## [Stored rows]
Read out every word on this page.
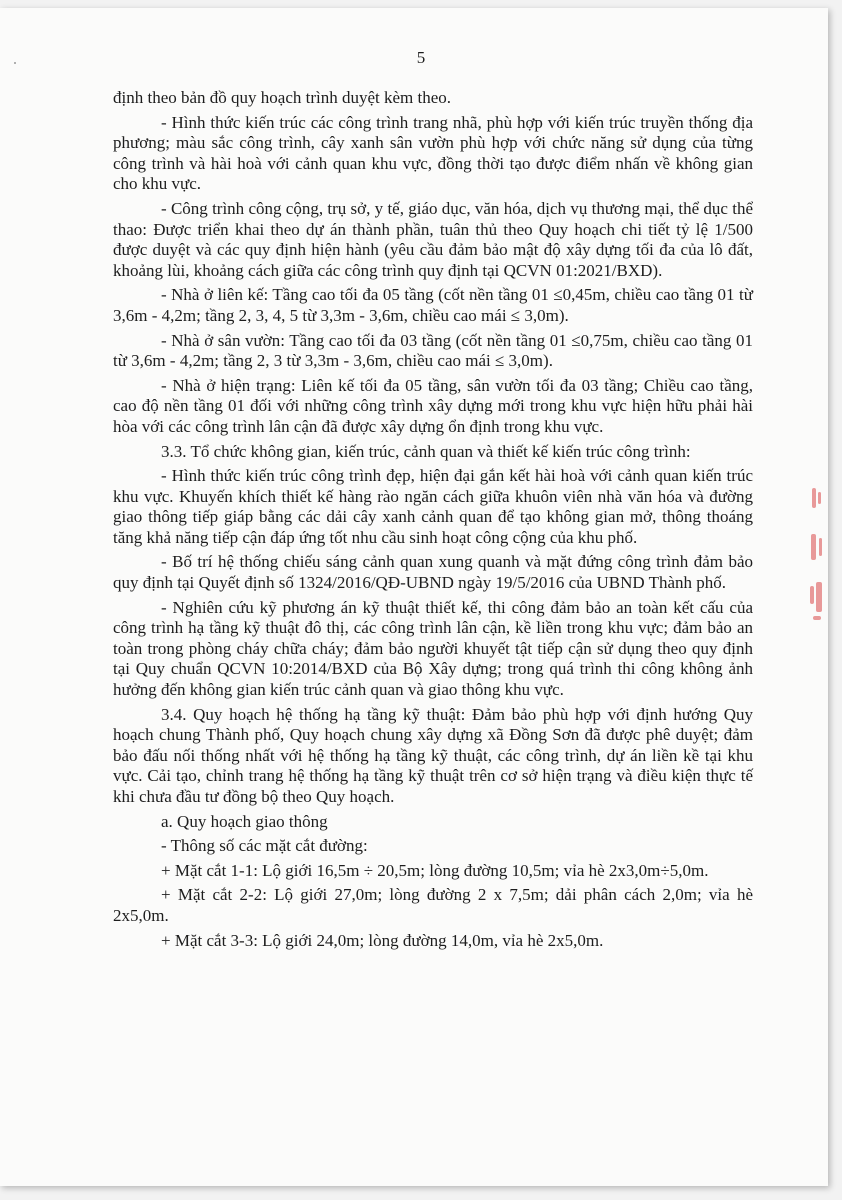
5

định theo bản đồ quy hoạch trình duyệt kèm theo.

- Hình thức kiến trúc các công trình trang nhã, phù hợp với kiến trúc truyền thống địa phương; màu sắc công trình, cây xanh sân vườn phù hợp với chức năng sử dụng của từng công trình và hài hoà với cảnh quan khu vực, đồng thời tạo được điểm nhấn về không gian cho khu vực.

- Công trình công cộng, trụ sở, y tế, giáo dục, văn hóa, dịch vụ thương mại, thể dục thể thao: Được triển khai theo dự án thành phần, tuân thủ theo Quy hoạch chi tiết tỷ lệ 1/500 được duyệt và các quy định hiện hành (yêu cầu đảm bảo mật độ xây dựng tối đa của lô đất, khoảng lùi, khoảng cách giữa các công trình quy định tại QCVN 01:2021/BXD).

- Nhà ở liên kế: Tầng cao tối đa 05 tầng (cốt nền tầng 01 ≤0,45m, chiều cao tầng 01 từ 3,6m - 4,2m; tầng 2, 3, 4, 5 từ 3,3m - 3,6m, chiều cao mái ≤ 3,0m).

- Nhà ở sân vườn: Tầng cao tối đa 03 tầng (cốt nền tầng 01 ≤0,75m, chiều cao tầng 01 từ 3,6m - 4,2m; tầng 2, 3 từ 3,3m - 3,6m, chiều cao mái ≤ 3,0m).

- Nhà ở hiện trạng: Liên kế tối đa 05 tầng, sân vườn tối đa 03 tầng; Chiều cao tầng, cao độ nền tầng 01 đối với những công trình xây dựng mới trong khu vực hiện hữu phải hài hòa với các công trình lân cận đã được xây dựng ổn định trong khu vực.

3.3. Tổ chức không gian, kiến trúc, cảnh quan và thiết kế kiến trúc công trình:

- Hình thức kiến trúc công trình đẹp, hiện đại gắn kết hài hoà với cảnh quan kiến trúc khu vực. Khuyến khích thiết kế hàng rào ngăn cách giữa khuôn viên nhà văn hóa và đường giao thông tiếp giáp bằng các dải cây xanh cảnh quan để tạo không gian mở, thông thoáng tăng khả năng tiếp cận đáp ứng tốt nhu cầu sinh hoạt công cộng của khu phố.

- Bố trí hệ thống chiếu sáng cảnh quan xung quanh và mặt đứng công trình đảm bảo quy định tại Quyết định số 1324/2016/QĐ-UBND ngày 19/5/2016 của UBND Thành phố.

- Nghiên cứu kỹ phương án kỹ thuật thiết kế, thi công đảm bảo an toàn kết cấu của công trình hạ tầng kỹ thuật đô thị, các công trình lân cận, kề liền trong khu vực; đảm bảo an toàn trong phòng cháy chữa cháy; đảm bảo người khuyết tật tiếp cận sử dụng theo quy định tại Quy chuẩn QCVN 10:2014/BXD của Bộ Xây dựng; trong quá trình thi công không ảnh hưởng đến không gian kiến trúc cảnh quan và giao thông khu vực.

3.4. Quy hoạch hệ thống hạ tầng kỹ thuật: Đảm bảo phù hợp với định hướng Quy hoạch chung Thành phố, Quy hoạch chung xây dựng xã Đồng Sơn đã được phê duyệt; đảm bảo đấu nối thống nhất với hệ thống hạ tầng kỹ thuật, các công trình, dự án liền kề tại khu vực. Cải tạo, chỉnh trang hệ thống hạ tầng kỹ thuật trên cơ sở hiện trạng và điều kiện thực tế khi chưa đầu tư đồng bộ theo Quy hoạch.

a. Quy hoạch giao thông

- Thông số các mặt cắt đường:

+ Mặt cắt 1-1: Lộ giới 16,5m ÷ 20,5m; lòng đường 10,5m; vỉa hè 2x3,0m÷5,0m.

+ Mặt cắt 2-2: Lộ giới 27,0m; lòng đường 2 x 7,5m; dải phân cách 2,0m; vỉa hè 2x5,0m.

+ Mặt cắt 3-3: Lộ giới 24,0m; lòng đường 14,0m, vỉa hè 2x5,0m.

==

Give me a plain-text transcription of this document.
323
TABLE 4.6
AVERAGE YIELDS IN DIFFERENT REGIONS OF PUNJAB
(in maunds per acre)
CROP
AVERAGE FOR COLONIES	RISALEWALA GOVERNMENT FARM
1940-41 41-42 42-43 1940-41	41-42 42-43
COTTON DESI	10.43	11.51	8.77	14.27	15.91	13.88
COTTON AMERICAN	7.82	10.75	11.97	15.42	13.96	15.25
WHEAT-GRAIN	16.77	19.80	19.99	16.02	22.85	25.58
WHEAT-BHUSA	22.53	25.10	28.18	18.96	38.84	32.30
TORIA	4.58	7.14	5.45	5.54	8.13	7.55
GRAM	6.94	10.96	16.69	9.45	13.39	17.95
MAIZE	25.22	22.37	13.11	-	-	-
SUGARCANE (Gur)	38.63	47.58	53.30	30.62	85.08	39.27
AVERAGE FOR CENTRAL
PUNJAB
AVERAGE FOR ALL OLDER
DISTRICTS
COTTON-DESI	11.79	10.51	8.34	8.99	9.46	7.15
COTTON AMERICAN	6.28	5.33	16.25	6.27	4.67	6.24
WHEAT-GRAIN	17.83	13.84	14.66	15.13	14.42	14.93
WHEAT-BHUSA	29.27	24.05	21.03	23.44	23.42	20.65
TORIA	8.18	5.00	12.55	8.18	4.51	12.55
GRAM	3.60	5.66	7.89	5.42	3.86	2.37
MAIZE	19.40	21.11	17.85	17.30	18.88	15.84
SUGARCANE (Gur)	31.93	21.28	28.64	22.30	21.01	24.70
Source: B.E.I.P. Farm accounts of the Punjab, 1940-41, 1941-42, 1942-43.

--

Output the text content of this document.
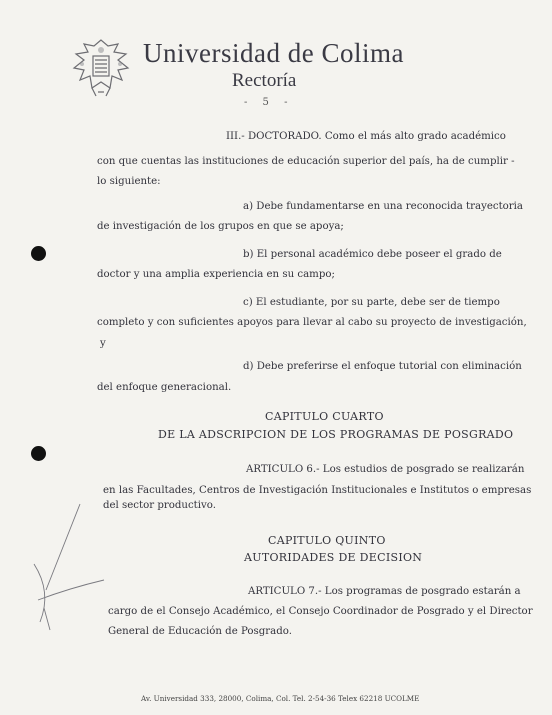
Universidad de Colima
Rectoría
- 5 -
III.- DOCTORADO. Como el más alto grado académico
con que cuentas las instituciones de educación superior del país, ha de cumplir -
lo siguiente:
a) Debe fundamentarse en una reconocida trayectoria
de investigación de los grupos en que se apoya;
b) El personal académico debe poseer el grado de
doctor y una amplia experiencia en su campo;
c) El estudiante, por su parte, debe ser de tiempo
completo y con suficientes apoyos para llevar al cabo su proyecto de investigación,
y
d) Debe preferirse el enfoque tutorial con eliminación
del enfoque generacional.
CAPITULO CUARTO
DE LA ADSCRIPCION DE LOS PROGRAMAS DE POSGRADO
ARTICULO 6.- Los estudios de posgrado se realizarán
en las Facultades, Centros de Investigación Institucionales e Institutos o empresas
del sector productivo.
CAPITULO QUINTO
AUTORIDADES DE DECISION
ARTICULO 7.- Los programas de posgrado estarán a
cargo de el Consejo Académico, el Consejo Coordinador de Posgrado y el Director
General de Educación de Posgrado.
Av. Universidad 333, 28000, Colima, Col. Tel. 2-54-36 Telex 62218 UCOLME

## [Task objective]
Copy all lines from the material that include "giới".

## [Result of this task]
+ Mặt cắt 1-1: Lộ giới 16,5m ÷ 20,5m; lòng đường 10,5m; vỉa hè 2x3,0m÷5,0m.
+ Mặt cắt 2-2: Lộ giới 27,0m; lòng đường 2 x 7,5m; dải phân cách 2,0m; vỉa hè 2x5,0m.
+ Mặt cắt 3-3: Lộ giới 24,0m; lòng đường 14,0m, vỉa hè 2x5,0m.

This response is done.